# Exercise prompt
Please extract the lines of the data below and reproduce each one exactly as it appears.
-.-.-
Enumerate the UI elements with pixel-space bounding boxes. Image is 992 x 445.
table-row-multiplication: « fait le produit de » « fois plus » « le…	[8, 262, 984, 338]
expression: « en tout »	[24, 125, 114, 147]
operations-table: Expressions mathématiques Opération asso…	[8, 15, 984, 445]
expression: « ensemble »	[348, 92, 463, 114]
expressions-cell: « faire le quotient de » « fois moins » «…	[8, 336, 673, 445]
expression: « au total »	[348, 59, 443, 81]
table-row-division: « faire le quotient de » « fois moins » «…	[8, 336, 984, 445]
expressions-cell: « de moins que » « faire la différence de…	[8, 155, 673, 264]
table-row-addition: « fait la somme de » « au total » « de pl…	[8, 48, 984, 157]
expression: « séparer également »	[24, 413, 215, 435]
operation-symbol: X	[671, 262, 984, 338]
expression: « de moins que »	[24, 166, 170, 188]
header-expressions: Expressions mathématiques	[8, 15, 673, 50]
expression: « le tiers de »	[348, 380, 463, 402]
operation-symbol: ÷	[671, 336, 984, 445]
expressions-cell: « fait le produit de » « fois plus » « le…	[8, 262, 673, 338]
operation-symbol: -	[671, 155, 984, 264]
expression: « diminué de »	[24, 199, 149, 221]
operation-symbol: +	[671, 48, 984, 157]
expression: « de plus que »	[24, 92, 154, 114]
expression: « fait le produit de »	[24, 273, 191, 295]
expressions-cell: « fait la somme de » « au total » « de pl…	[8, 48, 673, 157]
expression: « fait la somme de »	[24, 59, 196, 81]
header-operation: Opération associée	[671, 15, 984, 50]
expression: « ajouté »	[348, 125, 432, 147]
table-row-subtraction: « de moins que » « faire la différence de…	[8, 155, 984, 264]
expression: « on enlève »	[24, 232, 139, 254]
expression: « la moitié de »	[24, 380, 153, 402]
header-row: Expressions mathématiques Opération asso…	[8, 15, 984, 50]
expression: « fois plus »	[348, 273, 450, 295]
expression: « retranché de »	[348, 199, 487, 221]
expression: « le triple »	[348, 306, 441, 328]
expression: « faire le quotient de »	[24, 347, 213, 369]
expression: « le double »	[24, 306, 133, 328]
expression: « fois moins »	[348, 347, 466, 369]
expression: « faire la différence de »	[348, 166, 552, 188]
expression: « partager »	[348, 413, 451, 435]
-.-.-
# Task answer
Enumerate the UI elements with pixel-space bounding boxes. Image is 992 x 445.
table-row-multiplication: « fait le produit de » « fois plus » « le…	[8, 262, 984, 338]
expression: « en tout »	[24, 125, 114, 147]
operations-table: Expressions mathématiques Opération asso…	[8, 15, 984, 445]
expression: « ensemble »	[348, 92, 463, 114]
expressions-cell: « faire le quotient de » « fois moins » «…	[8, 336, 673, 445]
expression: « au total »	[348, 59, 443, 81]
table-row-division: « faire le quotient de » « fois moins » «…	[8, 336, 984, 445]
expressions-cell: « de moins que » « faire la différence de…	[8, 155, 673, 264]
table-row-addition: « fait la somme de » « au total » « de pl…	[8, 48, 984, 157]
expression: « séparer également »	[24, 413, 215, 435]
operation-symbol: X	[671, 262, 984, 338]
expression: « de moins que »	[24, 166, 170, 188]
header-expressions: Expressions mathématiques	[8, 15, 673, 50]
expression: « le tiers de »	[348, 380, 463, 402]
operation-symbol: ÷	[671, 336, 984, 445]
expressions-cell: « fait le produit de » « fois plus » « le…	[8, 262, 673, 338]
operation-symbol: -	[671, 155, 984, 264]
expression: « diminué de »	[24, 199, 149, 221]
operation-symbol: +	[671, 48, 984, 157]
expression: « de plus que »	[24, 92, 154, 114]
expression: « fait le produit de »	[24, 273, 191, 295]
expressions-cell: « fait la somme de » « au total » « de pl…	[8, 48, 673, 157]
expression: « fait la somme de »	[24, 59, 196, 81]
header-operation: Opération associée	[671, 15, 984, 50]
expression: « ajouté »	[348, 125, 432, 147]
table-row-subtraction: « de moins que » « faire la différence de…	[8, 155, 984, 264]
expression: « on enlève »	[24, 232, 139, 254]
expression: « la moitié de »	[24, 380, 153, 402]
header-row: Expressions mathématiques Opération asso…	[8, 15, 984, 50]
expression: « fois plus »	[348, 273, 450, 295]
expression: « retranché de »	[348, 199, 487, 221]
expression: « le triple »	[348, 306, 441, 328]
expression: « faire le quotient de »	[24, 347, 213, 369]
expression: « le double »	[24, 306, 133, 328]
expression: « fois moins »	[348, 347, 466, 369]
expression: « faire la différence de »	[348, 166, 552, 188]
expression: « partager »	[348, 413, 451, 435]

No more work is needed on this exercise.